Job: Reproduce every entry exactly.

Recorded information:
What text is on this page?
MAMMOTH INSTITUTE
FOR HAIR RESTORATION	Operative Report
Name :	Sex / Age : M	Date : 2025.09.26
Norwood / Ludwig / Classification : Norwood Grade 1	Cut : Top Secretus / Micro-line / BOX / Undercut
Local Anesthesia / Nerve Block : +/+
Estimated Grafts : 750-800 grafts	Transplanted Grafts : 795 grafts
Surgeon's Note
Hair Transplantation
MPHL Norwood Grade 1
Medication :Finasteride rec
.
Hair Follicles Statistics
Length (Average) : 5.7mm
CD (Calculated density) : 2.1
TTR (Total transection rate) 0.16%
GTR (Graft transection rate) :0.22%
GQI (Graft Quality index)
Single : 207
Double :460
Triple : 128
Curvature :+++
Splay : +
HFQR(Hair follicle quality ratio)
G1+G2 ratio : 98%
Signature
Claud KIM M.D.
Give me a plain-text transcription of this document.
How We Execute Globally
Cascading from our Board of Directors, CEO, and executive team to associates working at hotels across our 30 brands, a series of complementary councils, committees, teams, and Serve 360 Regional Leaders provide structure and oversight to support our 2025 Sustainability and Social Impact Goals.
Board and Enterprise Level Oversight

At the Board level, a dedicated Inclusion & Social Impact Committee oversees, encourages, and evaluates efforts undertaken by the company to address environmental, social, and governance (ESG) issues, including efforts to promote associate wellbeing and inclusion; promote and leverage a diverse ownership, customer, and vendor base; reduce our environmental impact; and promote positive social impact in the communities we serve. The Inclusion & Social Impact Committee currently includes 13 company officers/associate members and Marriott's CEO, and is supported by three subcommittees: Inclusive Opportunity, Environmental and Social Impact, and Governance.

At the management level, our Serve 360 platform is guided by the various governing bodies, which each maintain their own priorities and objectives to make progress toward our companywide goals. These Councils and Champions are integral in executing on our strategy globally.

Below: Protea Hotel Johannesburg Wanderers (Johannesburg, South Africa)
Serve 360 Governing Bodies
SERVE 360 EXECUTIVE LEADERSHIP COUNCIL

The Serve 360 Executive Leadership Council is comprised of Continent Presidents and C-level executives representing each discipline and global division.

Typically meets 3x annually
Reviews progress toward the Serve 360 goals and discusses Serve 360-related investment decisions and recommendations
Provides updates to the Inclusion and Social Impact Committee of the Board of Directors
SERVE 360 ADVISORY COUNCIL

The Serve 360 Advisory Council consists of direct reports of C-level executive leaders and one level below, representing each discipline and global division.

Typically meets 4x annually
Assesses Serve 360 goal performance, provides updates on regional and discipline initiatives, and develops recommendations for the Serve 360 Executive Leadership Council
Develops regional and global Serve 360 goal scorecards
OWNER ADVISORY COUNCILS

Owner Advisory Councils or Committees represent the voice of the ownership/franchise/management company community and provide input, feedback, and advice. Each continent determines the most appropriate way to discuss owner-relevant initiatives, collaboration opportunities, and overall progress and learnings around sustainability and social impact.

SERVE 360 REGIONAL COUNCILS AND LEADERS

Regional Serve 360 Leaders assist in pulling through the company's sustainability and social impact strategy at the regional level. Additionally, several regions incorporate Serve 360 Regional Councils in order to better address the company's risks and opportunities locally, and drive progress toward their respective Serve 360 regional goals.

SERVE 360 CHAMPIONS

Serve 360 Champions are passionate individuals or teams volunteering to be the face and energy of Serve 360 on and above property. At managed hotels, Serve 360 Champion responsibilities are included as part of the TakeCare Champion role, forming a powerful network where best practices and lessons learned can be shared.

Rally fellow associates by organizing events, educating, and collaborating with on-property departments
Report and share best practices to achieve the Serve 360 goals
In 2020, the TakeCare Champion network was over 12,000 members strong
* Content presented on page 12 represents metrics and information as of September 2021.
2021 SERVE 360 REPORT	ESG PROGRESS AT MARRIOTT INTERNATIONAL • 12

Full response:
What text is on this page?
MAMMOTH INSTITUTE
FOR HAIR RESTORATION	Operative Report
Name :	Sex / Age : M	Date : 2025.09.26
Norwood / Ludwig / Classification : Norwood Grade 1	Cut : Top Secretus / Micro-line / BOX / Undercut
Local Anesthesia / Nerve Block : +/+
Estimated Grafts : 750-800 grafts	Transplanted Grafts : 795 grafts
Surgeon's Note
Hair Transplantation
MPHL Norwood Grade 1
Medication :Finasteride rec
.
Hair Follicles Statistics
Length (Average) : 5.7mm
CD (Calculated density) : 2.1
TTR (Total transection rate) 0.16%
GTR (Graft transection rate) :0.22%
GQI (Graft Quality index)
Single : 207
Double :460
Triple : 128
Curvature :+++
Splay : +
HFQR(Hair follicle quality ratio)
G1+G2 ratio : 98%
Signature
Claud KIM M.D.
Give me a plain-text transcription of this document.
How We Execute Globally
Cascading from our Board of Directors, CEO, and executive team to associates working at hotels across our 30 brands, a series of complementary councils, committees, teams, and Serve 360 Regional Leaders provide structure and oversight to support our 2025 Sustainability and Social Impact Goals.
Board and Enterprise Level Oversight

At the Board level, a dedicated Inclusion & Social Impact Committee oversees, encourages, and evaluates efforts undertaken by the company to address environmental, social, and governance (ESG) issues, including efforts to promote associate wellbeing and inclusion; promote and leverage a diverse ownership, customer, and vendor base; reduce our environmental impact; and promote positive social impact in the communities we serve. The Inclusion & Social Impact Committee currently includes 13 company officers/associate members and Marriott's CEO, and is supported by three subcommittees: Inclusive Opportunity, Environmental and Social Impact, and Governance.

At the management level, our Serve 360 platform is guided by the various governing bodies, which each maintain their own priorities and objectives to make progress toward our companywide goals. These Councils and Champions are integral in executing on our strategy globally.

Below: Protea Hotel Johannesburg Wanderers (Johannesburg, South Africa)
Serve 360 Governing Bodies
SERVE 360 EXECUTIVE LEADERSHIP COUNCIL

The Serve 360 Executive Leadership Council is comprised of Continent Presidents and C-level executives representing each discipline and global division.

Typically meets 3x annually
Reviews progress toward the Serve 360 goals and discusses Serve 360-related investment decisions and recommendations
Provides updates to the Inclusion and Social Impact Committee of the Board of Directors
SERVE 360 ADVISORY COUNCIL

The Serve 360 Advisory Council consists of direct reports of C-level executive leaders and one level below, representing each discipline and global division.

Typically meets 4x annually
Assesses Serve 360 goal performance, provides updates on regional and discipline initiatives, and develops recommendations for the Serve 360 Executive Leadership Council
Develops regional and global Serve 360 goal scorecards
OWNER ADVISORY COUNCILS

Owner Advisory Councils or Committees represent the voice of the ownership/franchise/management company community and provide input, feedback, and advice. Each continent determines the most appropriate way to discuss owner-relevant initiatives, collaboration opportunities, and overall progress and learnings around sustainability and social impact.

SERVE 360 REGIONAL COUNCILS AND LEADERS

Regional Serve 360 Leaders assist in pulling through the company's sustainability and social impact strategy at the regional level. Additionally, several regions incorporate Serve 360 Regional Councils in order to better address the company's risks and opportunities locally, and drive progress toward their respective Serve 360 regional goals.

SERVE 360 CHAMPIONS

Serve 360 Champions are passionate individuals or teams volunteering to be the face and energy of Serve 360 on and above property. At managed hotels, Serve 360 Champion responsibilities are included as part of the TakeCare Champion role, forming a powerful network where best practices and lessons learned can be shared.

Rally fellow associates by organizing events, educating, and collaborating with on-property departments
Report and share best practices to achieve the Serve 360 goals
In 2020, the TakeCare Champion network was over 12,000 members strong
* Content presented on page 12 represents metrics and information as of September 2021.
2021 SERVE 360 REPORT	ESG PROGRESS AT MARRIOTT INTERNATIONAL • 12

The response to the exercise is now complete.